Where a line of the material contains the string "does", copy that line.

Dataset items

** begin **

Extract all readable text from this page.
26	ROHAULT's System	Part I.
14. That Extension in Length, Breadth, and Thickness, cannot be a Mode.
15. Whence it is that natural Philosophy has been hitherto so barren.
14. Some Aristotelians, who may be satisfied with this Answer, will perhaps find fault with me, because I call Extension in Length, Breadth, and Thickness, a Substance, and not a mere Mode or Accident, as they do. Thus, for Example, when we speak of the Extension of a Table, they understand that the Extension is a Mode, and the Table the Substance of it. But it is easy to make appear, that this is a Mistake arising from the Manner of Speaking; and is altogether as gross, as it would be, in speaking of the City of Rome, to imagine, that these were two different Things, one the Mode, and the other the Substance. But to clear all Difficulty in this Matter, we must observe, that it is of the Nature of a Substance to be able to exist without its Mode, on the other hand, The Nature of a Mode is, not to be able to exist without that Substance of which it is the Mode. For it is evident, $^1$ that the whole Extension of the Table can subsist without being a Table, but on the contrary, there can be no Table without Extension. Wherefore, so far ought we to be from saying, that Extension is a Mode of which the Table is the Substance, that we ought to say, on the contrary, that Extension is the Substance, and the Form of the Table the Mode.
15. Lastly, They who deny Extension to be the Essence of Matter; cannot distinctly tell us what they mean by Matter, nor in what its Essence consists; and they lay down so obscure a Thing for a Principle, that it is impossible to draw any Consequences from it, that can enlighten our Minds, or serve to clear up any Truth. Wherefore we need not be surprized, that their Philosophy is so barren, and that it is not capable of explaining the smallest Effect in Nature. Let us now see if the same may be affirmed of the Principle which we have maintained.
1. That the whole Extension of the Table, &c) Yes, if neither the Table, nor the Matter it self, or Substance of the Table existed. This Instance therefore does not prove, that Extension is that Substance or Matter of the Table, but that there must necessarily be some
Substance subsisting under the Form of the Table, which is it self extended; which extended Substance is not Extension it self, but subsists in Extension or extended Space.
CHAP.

** end **
** begin **

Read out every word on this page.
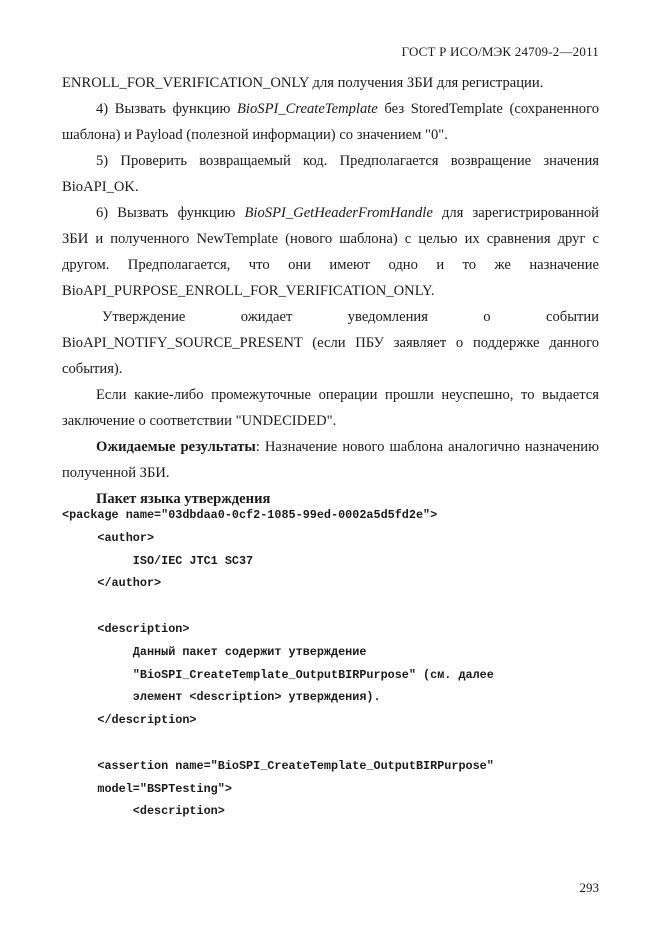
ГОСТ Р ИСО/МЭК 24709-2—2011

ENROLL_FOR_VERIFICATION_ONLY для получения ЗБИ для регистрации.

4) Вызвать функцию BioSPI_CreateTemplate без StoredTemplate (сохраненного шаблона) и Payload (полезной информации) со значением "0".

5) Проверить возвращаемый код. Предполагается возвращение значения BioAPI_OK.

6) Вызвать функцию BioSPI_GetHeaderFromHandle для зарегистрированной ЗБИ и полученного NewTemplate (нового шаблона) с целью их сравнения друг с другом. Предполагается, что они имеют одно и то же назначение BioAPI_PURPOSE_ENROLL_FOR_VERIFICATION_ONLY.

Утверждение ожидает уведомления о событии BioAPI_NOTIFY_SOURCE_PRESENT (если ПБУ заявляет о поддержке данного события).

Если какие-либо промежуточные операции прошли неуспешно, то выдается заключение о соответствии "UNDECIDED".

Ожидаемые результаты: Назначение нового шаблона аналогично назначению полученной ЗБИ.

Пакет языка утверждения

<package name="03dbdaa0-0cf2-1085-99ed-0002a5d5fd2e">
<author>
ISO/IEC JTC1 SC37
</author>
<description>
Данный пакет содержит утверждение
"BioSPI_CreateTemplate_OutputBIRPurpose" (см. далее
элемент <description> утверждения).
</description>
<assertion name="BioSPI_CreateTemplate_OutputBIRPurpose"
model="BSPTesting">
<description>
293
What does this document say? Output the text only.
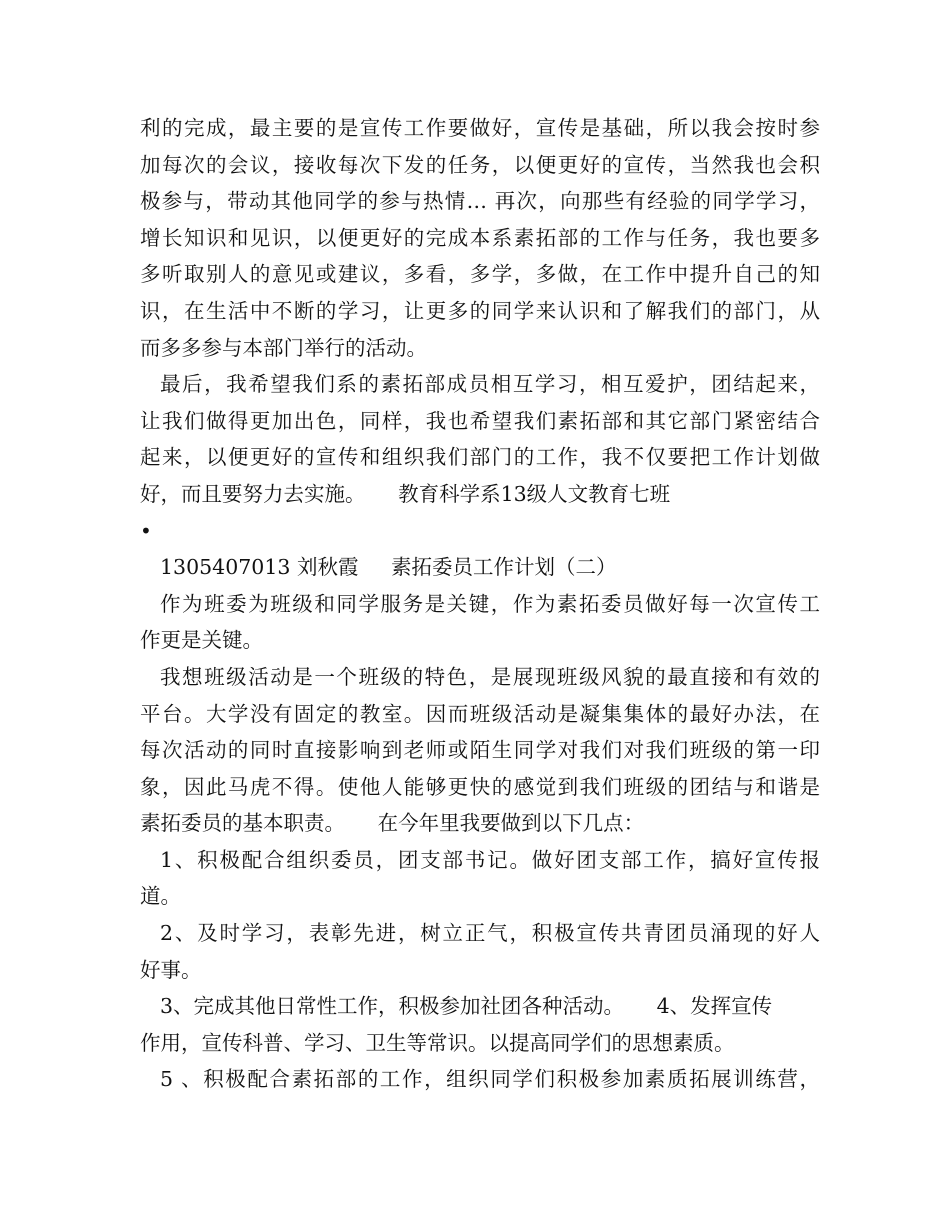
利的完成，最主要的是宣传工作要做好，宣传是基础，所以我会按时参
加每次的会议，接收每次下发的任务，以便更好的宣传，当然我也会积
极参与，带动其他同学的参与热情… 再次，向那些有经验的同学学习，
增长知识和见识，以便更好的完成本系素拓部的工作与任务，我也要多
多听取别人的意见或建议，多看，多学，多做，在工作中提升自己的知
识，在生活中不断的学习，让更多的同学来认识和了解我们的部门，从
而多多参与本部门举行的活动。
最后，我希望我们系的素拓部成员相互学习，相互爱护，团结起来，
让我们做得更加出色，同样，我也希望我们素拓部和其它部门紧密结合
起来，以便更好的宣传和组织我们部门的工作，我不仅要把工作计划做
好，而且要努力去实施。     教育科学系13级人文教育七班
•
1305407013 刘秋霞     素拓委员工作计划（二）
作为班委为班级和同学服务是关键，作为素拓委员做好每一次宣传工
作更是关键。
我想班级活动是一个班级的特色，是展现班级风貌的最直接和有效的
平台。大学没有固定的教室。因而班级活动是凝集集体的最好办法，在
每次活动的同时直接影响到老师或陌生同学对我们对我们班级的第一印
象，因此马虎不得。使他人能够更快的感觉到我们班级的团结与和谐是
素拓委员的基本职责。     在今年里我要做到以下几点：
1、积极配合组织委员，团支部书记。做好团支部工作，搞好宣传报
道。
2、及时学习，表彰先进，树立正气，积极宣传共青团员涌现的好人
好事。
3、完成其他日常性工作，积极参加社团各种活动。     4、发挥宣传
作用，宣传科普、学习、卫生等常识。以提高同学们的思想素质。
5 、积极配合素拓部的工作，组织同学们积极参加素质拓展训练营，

** end **

Answer to the problem
1. That the whole Extension of the Table, &c) Yes, if neither the Table, nor the Matter it self, or Substance of the Table existed. This Instance therefore does not prove, that Extension is that Substance or Matter of the Table, but that there must necessarily be some
What does this document say? Output the text only.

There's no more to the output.